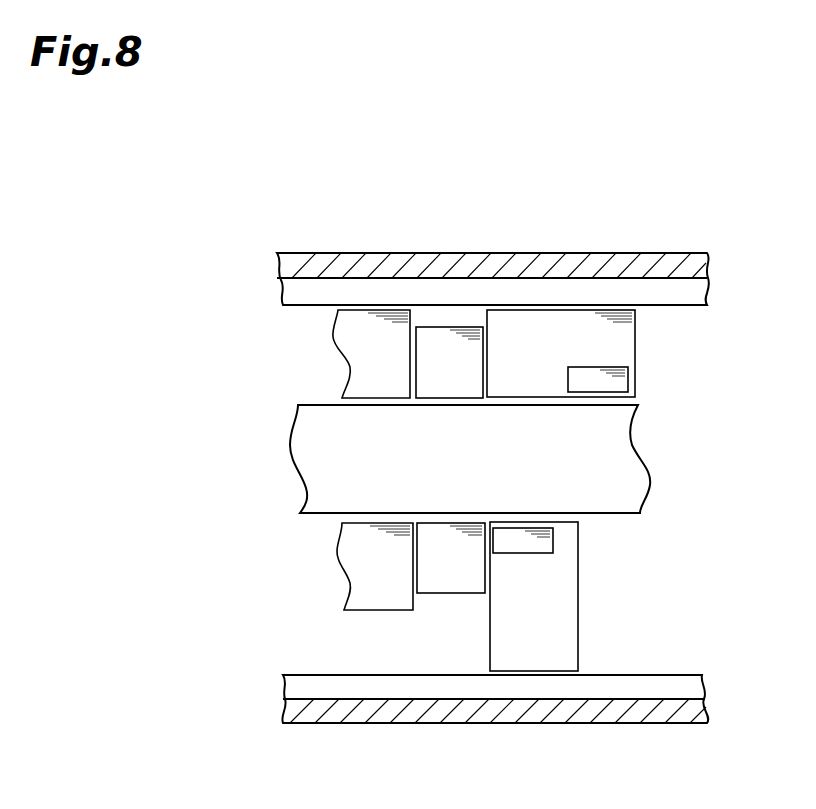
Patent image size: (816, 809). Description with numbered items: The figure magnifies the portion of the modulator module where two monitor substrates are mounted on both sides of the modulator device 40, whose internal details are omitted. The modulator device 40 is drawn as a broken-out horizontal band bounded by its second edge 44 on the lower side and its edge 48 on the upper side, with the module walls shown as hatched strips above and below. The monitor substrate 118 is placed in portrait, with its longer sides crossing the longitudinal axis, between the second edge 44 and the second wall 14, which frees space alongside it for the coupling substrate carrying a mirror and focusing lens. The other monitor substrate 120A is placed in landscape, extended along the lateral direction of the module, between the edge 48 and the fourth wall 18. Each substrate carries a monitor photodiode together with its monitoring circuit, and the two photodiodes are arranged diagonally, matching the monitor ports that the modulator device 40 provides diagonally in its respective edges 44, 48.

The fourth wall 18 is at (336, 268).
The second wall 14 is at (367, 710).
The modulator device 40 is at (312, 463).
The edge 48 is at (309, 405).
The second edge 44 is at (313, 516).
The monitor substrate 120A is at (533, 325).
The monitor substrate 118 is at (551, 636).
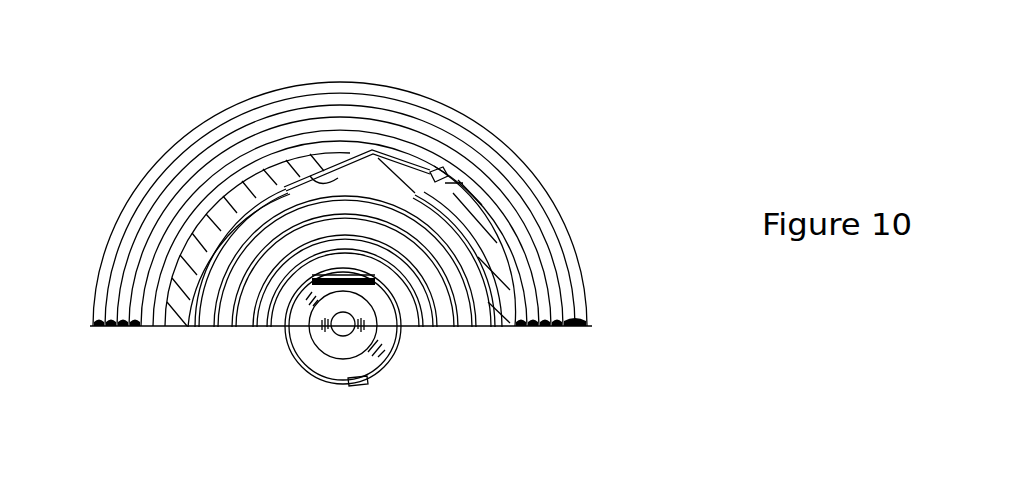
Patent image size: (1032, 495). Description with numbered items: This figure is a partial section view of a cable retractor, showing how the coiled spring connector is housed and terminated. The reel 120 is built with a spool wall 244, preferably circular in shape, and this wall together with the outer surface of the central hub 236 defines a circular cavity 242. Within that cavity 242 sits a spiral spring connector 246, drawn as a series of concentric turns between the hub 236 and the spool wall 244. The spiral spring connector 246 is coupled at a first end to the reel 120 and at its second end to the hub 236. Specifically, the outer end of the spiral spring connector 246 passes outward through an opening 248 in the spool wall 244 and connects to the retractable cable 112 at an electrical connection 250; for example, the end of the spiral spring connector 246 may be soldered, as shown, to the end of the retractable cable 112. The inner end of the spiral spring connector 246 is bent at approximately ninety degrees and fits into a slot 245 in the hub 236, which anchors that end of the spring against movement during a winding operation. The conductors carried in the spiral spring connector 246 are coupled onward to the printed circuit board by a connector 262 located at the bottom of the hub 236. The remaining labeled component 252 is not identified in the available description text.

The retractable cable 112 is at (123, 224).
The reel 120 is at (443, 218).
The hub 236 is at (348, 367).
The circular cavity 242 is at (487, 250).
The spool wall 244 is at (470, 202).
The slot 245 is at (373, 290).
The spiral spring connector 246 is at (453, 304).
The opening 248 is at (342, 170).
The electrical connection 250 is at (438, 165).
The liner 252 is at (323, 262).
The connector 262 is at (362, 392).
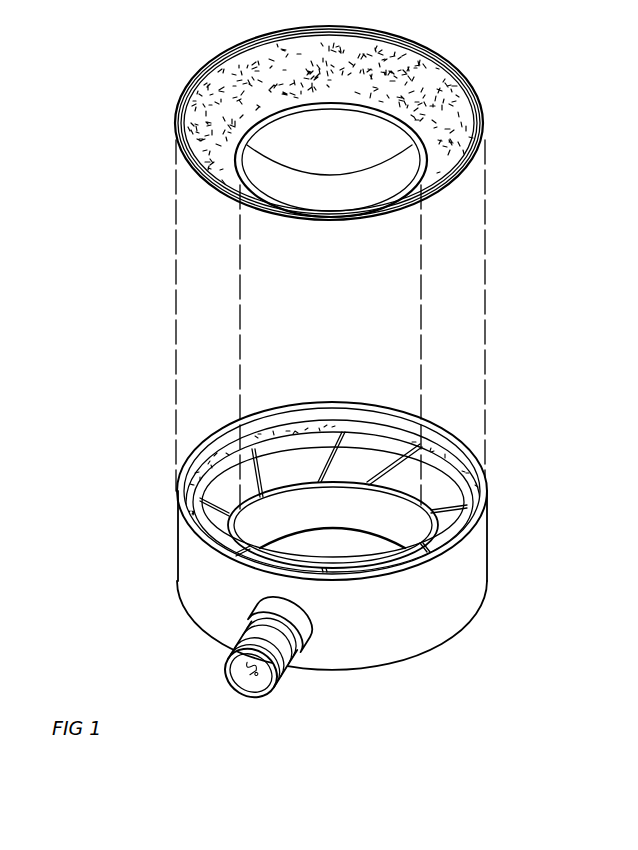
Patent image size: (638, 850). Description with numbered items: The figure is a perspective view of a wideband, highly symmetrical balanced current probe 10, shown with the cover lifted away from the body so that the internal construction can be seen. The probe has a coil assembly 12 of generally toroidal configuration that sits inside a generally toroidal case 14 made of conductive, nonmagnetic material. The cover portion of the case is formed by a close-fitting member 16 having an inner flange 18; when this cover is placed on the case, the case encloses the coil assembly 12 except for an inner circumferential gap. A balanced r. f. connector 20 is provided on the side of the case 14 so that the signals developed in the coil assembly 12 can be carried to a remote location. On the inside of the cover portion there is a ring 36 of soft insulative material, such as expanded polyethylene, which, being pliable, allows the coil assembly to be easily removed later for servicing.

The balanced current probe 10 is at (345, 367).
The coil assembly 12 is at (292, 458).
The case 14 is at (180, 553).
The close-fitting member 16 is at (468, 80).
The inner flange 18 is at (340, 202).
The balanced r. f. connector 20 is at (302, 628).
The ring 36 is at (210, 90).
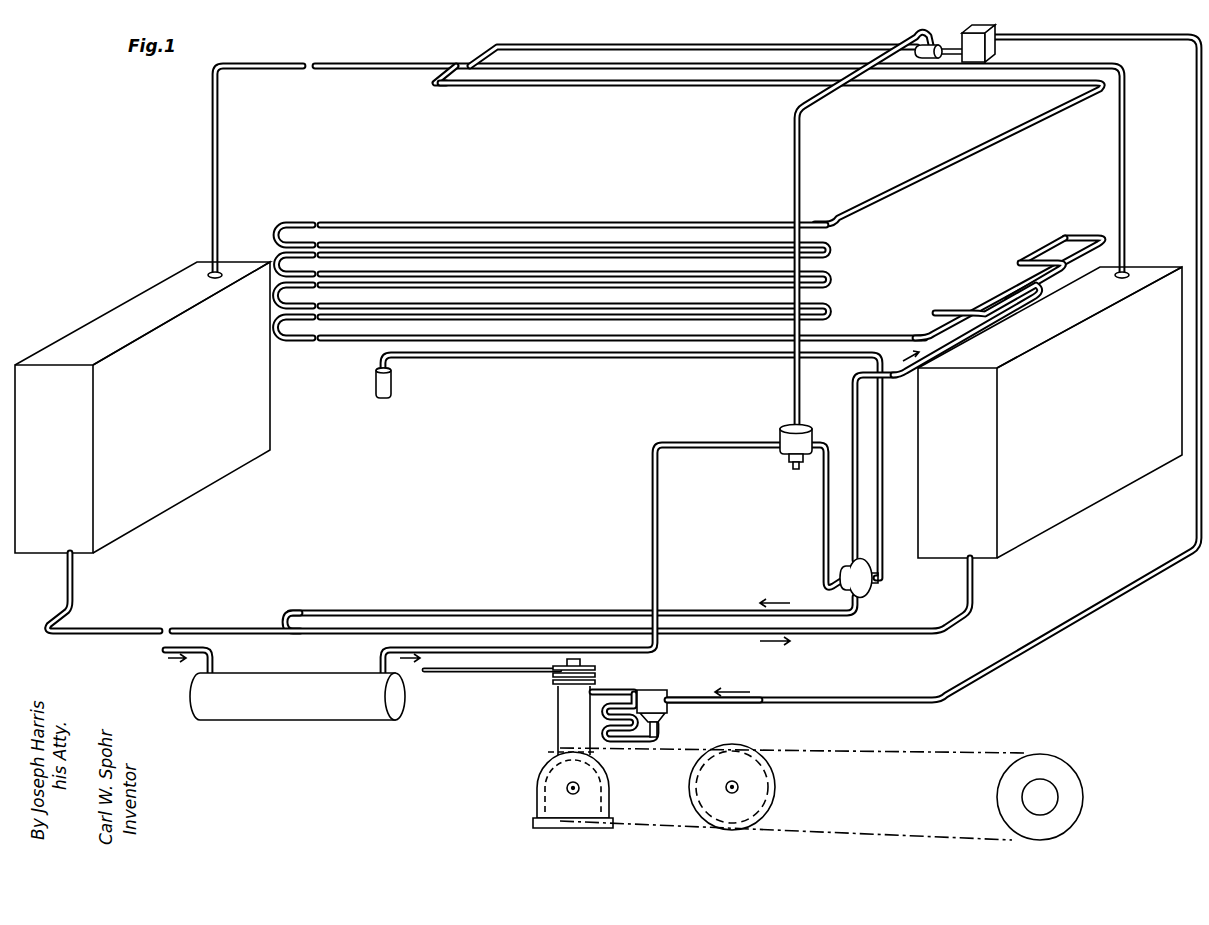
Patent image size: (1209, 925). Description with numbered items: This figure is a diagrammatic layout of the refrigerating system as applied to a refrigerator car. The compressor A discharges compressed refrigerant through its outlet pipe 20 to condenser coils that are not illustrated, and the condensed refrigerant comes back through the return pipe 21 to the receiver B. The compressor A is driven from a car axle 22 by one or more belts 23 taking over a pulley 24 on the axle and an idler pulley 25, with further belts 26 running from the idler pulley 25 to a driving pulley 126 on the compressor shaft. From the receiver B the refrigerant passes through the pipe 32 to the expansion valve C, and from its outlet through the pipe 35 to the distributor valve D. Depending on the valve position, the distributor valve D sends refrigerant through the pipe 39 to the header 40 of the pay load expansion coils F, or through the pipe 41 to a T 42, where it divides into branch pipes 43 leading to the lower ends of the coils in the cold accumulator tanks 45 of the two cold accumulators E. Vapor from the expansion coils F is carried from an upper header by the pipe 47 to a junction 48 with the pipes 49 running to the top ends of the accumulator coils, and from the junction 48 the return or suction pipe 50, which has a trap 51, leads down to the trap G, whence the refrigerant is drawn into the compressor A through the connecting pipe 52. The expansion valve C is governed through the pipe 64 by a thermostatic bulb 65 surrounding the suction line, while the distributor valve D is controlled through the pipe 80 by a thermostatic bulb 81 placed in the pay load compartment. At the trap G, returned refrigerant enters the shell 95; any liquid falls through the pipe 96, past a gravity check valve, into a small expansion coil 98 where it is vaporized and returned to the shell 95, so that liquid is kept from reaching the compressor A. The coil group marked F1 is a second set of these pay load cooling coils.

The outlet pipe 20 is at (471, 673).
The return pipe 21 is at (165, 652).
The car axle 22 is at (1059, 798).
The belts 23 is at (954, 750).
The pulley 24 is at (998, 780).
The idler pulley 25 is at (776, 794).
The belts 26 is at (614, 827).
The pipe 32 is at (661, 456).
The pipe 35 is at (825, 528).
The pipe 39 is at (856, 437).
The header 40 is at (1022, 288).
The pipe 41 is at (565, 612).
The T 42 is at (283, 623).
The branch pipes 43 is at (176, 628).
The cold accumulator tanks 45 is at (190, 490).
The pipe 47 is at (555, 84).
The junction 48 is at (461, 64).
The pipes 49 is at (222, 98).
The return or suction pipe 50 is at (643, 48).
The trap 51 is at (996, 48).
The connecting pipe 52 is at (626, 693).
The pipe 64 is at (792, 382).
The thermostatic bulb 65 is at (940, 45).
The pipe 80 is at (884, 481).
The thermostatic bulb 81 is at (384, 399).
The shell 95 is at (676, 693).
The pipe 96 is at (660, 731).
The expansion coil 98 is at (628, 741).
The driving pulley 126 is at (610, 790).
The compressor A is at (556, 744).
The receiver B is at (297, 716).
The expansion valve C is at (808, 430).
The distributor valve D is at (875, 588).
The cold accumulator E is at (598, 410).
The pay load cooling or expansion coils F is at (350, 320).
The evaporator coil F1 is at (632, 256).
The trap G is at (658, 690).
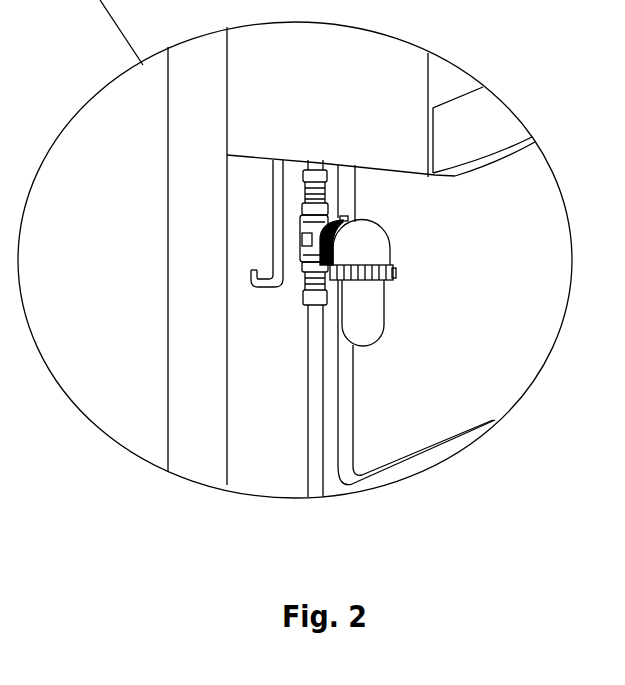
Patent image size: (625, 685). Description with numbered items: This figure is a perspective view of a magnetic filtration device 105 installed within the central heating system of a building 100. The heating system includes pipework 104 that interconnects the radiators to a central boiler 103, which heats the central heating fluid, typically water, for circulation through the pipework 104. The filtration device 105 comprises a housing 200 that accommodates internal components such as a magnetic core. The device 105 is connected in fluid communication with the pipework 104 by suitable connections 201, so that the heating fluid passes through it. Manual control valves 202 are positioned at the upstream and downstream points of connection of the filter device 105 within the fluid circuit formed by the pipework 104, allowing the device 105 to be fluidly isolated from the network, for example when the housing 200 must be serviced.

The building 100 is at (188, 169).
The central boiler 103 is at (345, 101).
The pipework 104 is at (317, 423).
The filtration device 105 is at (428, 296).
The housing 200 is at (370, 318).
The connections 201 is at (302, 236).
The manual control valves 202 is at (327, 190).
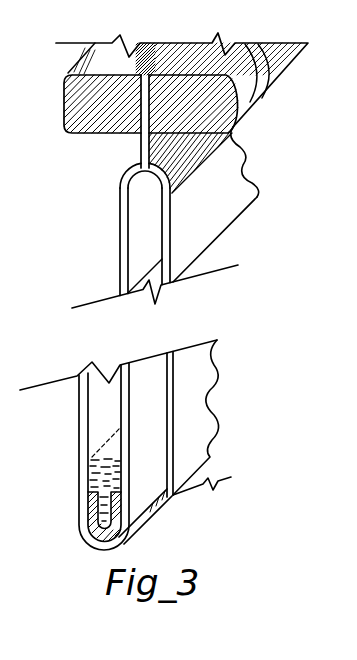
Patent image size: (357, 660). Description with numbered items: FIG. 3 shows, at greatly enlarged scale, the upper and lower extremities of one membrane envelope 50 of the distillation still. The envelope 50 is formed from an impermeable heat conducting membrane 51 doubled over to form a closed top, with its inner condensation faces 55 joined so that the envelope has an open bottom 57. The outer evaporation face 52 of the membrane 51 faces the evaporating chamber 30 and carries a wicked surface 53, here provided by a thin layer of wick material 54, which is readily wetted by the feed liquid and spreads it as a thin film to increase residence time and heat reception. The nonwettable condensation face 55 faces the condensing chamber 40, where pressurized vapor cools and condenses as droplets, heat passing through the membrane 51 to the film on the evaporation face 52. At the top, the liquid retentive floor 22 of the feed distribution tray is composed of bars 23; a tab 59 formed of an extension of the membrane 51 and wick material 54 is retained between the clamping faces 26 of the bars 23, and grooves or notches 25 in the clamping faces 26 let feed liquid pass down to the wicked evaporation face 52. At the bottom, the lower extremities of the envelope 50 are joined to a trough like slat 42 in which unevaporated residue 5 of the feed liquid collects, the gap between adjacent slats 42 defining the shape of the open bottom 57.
_____
Retype word for word the stretch from the start of the records through the line that contains "The monitor substrate 118 is at (551, 636).", including both ends. Leave the pictures out of your copy.

Patent image size: (816, 809). Description with numbered items: The figure magnifies the portion of the modulator module where two monitor substrates are mounted on both sides of the modulator device 40, whose internal details are omitted. The modulator device 40 is drawn as a broken-out horizontal band bounded by its second edge 44 on the lower side and its edge 48 on the upper side, with the module walls shown as hatched strips above and below. The monitor substrate 118 is placed in portrait, with its longer sides crossing the longitudinal axis, between the second edge 44 and the second wall 14, which frees space alongside it for the coupling substrate carrying a mirror and focusing lens. The other monitor substrate 120A is placed in landscape, extended along the lateral direction of the module, between the edge 48 and the fourth wall 18. Each substrate carries a monitor photodiode together with its monitoring circuit, and the two photodiodes are arranged diagonally, matching the monitor ports that the modulator device 40 provides diagonally in its respective edges 44, 48.

The fourth wall 18 is at (336, 268).
The second wall 14 is at (367, 710).
The modulator device 40 is at (312, 463).
The edge 48 is at (309, 405).
The second edge 44 is at (313, 516).
The monitor substrate 120A is at (533, 325).
The monitor substrate 118 is at (551, 636).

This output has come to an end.